* [POTONGAN DOKUMEN]:
+++

Pengertian Leasing Syariah

Setelah sedikit banyak mengetahui tentang leasing, maka selanjutnya kamu bisa lebih memahami pengertian leasing syariah. Seperti yang telah dibahas sebelumnya, lease merupakan pembiayaan untuk pengadaan barang modal untuk meningkatkan produktivitas perusahaan, baik itu secara langsung ataupun tidak langsung.

Leasing sendiri memiliki kata dasar lease yang jika diartikan dalam bahasa Indonesia adalah sewa. Sedangkan, di dalam prinsip syariah dikenal dengan sebutan Al Ijarah. Kegunaannya pun sama, untuk memberikan kemudahan pihak lessee dalam mendapatkan barang modal. Biasanya, pihak leasor dari leasing syariah adalah bank syariah yang melakukan pengadaan modal untuk membantu usaha nasabahnya.

Mazhab Leasing Syariah

Ada banyak mahzab mengenai leasing dalam konsep syariah ini, salah satunya adalah mazhab Syafi’i yang mengatakan bahwa leasing syariah adalah transaksi untuk suatu manfaat yang dituju dengan cara tertentu dan bersifat mubah.

Lalu ada juga Mazhab Maliki dan Hambali yang mengatakan bahwa leasing merupakan pemilikan manfaat yang diperbolehkan dalam jangka waktu tertentu dengan imbalan. Sedangkan dalam mahzab hanafi, leasing dipandang sebagai transaksi manfaat dengan adanya imbalan.

Dari berbagai mahzab tersebut, sewa guna usaha syariah dapat dikatakan sebagai pembiayaan dalam bentuk pengadaan barang modal. Pengadaan barang modal ini bisa dilakukan dengan adanya hak opsi ataupun tanpa hak opsi yang dipergunakan oleh penyewanya dalam kurun waktu tertentu.

Dalam pembayarannya, nasabah dapat mengangsur dengan prinsip ijarah ataupun ijarah muntahiyah bittamlik. Leasing syariah sendiri berlandaskan pada peraturan-peraturan berikut ini:

  • Peraturan Ketua Badan Pasar Modal dan Lembaga keuangan Nomor Per-03/BL/2007 yang membahas mengenai perusahaan pembiayaan berdasarkan pada prinsip syariah. Di dalamnya juga diatur mengenai harga jual atas pengadaan barang modal dan berbagai hal lainnya.
  • Peraturan kedua Badan pasar Modal dan Lembaga Keuangan Nomor Per-4/BL/2007 yang membahas mengenai akad-akad jual beli yang dipergunakan oleh perusahaan pembiayaan dengan prinsip syariah.

+++

* [BLOK DATA]:

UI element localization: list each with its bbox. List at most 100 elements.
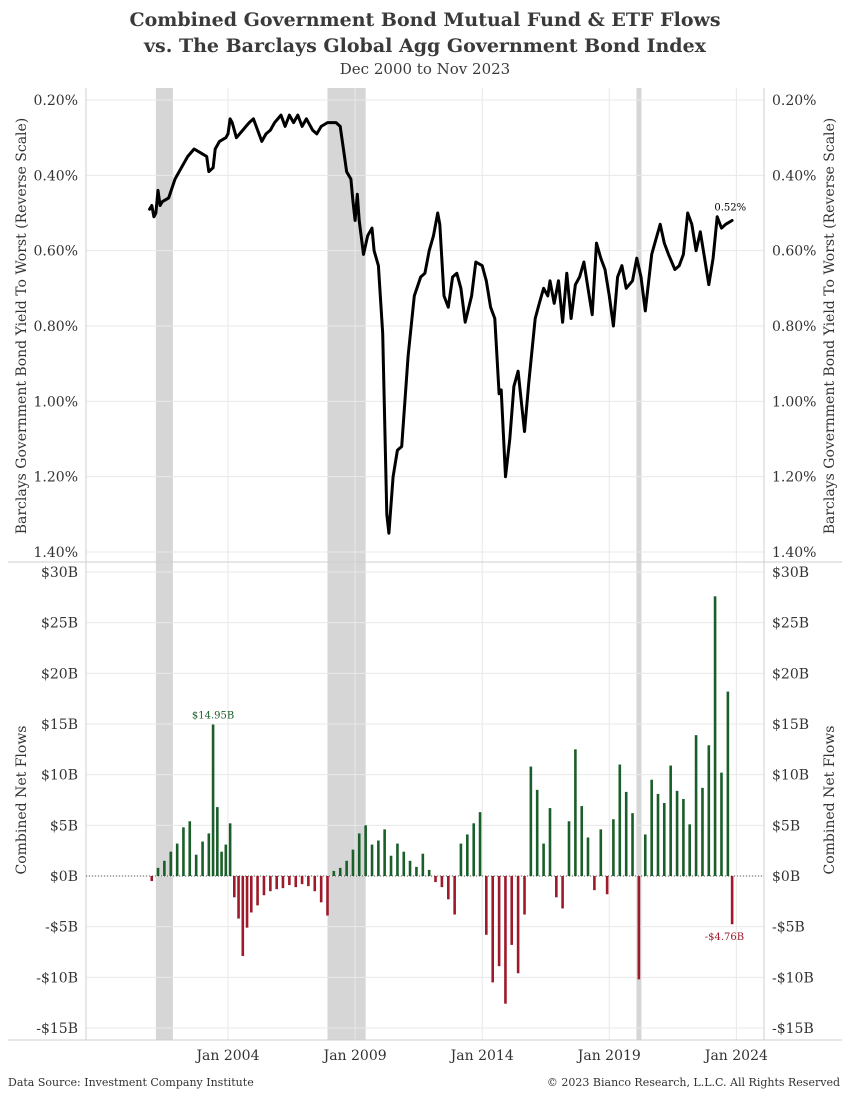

+++

* [PETUNJUK LATIHAN]: Tuliskan lanjutan teks tentang leasing syariah, dimulai setelah kalimat terakhir yang ditampilkan.

* [JAWABAN LATIHAN]:
  • Surat Dewan Syariah Nasional Majelis Ulama Indonesia (DSN-MUI) Nomor B-323/DSN-MUI/XI/2007 mengenai peraturan Badan Pengawas Pasar Modal dan Lembaga Keuangan
  • Fatwa Dewan Syariah Nasional Nomor 09/DSN-MUI/IV/2000 yang membahas mengenai Ijarah, mulai dari syarat dan rukun ijarah, objek ijarah, hingga nasabah yang terlibat pada pembiayaan ijarah.
  • Fatwa DSN Nomor 27/DSN-MUI/III/2002 yang membahas mengenai Al-Ijarah Al-Muntahiyah Bi Al-Tamlik, mulai dari syarat dan rukun ijarah muntahiyah bittamilk, ketentuan, sampai hal-hal yang perlu dilakukan jika timbul perselisihan.

Bisa dibilang, antara sewa guna usaha konvensional dan sewa guna syariah memang memiliki dasar hukum yang berbeda. Pasalnya, sewa guna usaha konvesional mengacu pada Keputusan Menteri Keuangan Nomor 1169/KMK.01/1991 mengenai kegiatan Sewa Guna Usaha ataupun leasing.

Sewa guna usaha non syariah sendiri didasari oleh asas-asas yang ada di dalam Kitab Undang-undang Hukum Perdata. Sedangkan di dalam leasing syariah, asas-asasnya lebih didasari oleh apa yang terdapat di dalam Alquran dan hadis. Jika dijabarkan, Asas Hukum Perdata Islam di dalam sewa guna usaha dengan prinsip syariah adalah seperti ini:

  1. Asas kebebasan
  2. Asas kesukarelawan
  3. Aasa kebolehan
  4. Asas manfaat dan penolakan pada mudharat
  5. Asas kebajikan
  6. Asas larangan untuk tidak merugikan
  7. Asas keadilan
  8. Asas memperoleh hak atas barang ataupun jasa
  9. Asas kebebasan dalam berusaha
  10. Asas mengatur ataupun memberikan petunjuk
  11. Asas memiliki itikad baik dan terlindungi
  12. Asas mendahului kewajiban daripada hak

Berbagai Macam Kegiatan Leasing Syariah

Seperti yang telah disebutkan sebelumnya, kegiatan leasing syariah bisa dikenal sebagai Ijarah ataupun Ijarah Muntahiyah Bittamlik. Kedua kegiatan ini bisa diartikan sebagai berikut:

Ijarah

Ijarah merupakan akad yang dilakukan oleh musta’jir (penyewa) dan juga pemilik dair ma’jur (objek sewa). Melalui Ijarah, pemilik ma’jur bisa mendapatkan keuntungan berupa imbalan untuk objek yang disewakan.

Ijarah Muntahiyah bittamlik 

Sedikit berbeda dengan Ijarah, Ijarah Muntahiyah Bittamlik adalah akad persewaan yang jauh lebih kompleks. Pasalnya, di dalamnnya ada opsi untuk perpindahan hak milik dari objek sewa sesuai dengan kesepakatan antara penyewa dan pemberi sewa.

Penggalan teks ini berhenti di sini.